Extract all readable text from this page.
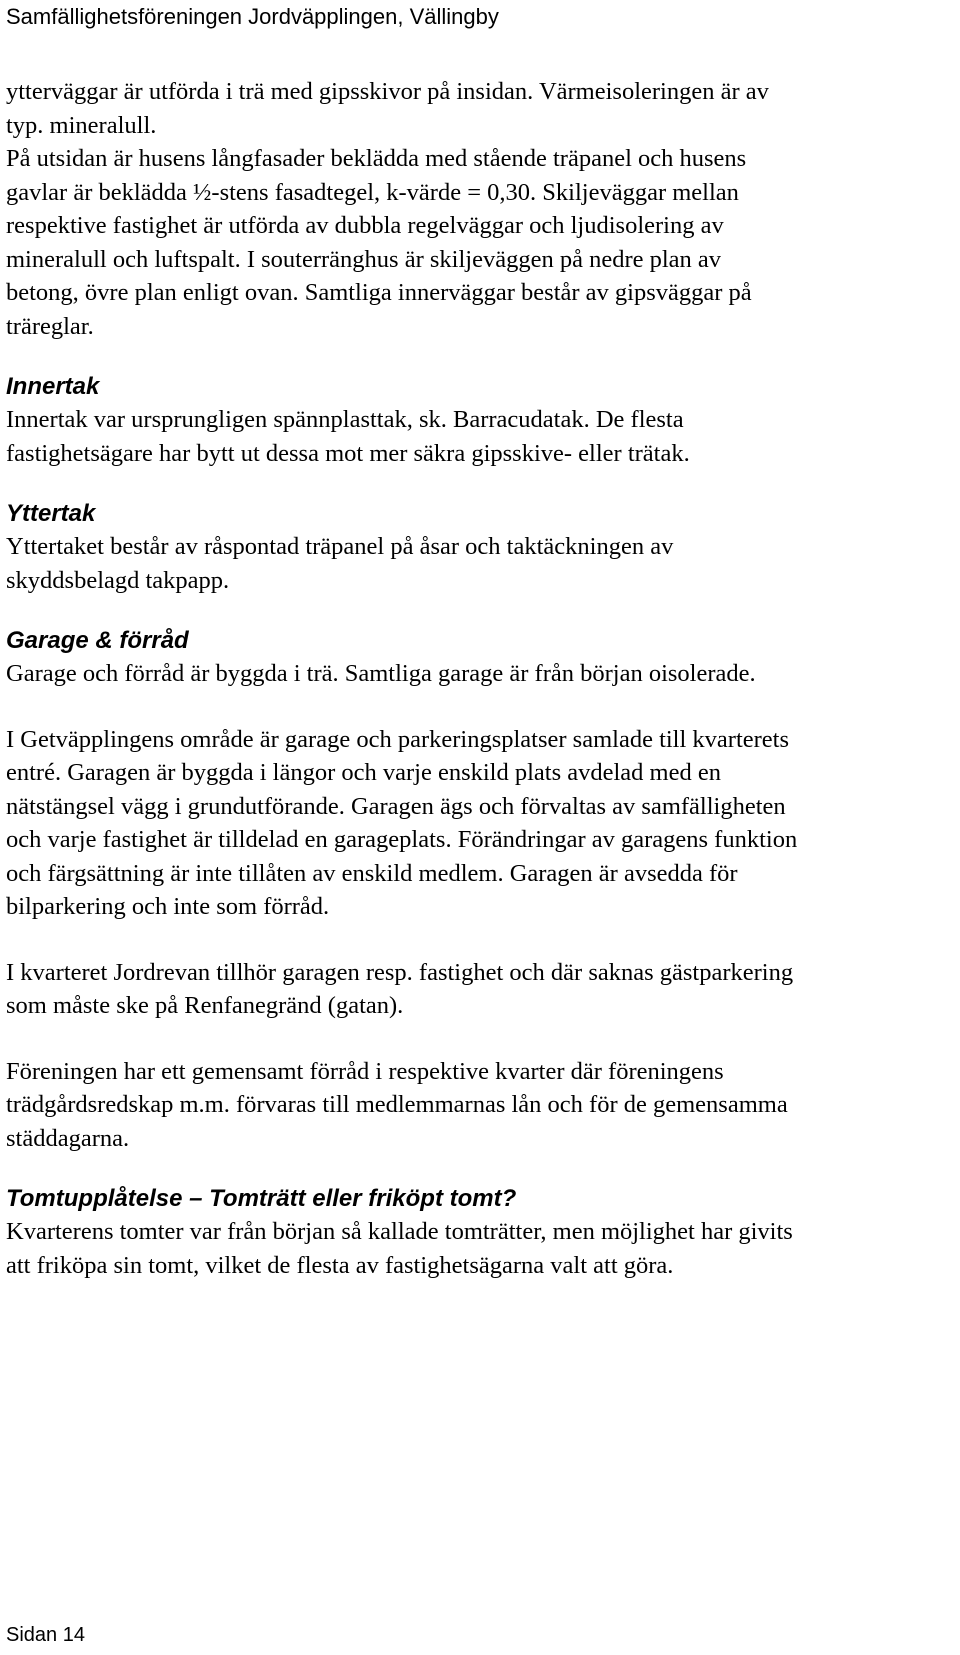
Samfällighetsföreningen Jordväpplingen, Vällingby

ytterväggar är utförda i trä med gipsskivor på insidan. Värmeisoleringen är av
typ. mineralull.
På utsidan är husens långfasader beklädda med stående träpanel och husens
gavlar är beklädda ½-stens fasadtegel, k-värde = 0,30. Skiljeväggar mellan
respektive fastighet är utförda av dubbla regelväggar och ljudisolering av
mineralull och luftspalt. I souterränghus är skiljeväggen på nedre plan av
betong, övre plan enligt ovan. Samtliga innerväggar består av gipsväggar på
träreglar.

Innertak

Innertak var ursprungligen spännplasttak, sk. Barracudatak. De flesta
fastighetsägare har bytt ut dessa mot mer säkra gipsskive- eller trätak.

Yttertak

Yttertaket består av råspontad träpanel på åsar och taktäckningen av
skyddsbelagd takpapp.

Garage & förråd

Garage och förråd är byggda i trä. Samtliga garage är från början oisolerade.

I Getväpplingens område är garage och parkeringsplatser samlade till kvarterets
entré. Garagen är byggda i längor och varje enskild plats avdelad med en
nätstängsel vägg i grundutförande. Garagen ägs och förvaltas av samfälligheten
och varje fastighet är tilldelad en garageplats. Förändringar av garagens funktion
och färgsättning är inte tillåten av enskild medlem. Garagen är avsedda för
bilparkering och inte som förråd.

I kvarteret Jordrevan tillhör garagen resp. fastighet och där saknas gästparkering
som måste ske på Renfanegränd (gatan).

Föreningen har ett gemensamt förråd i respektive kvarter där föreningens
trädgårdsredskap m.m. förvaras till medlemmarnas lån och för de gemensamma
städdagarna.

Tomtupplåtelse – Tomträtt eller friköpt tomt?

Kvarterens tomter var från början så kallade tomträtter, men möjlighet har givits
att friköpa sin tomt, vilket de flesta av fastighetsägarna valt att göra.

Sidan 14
::::::
• **Short task**:
Across the material above, count every line holding "från" and write down only the number.

• **Result for this task**:
2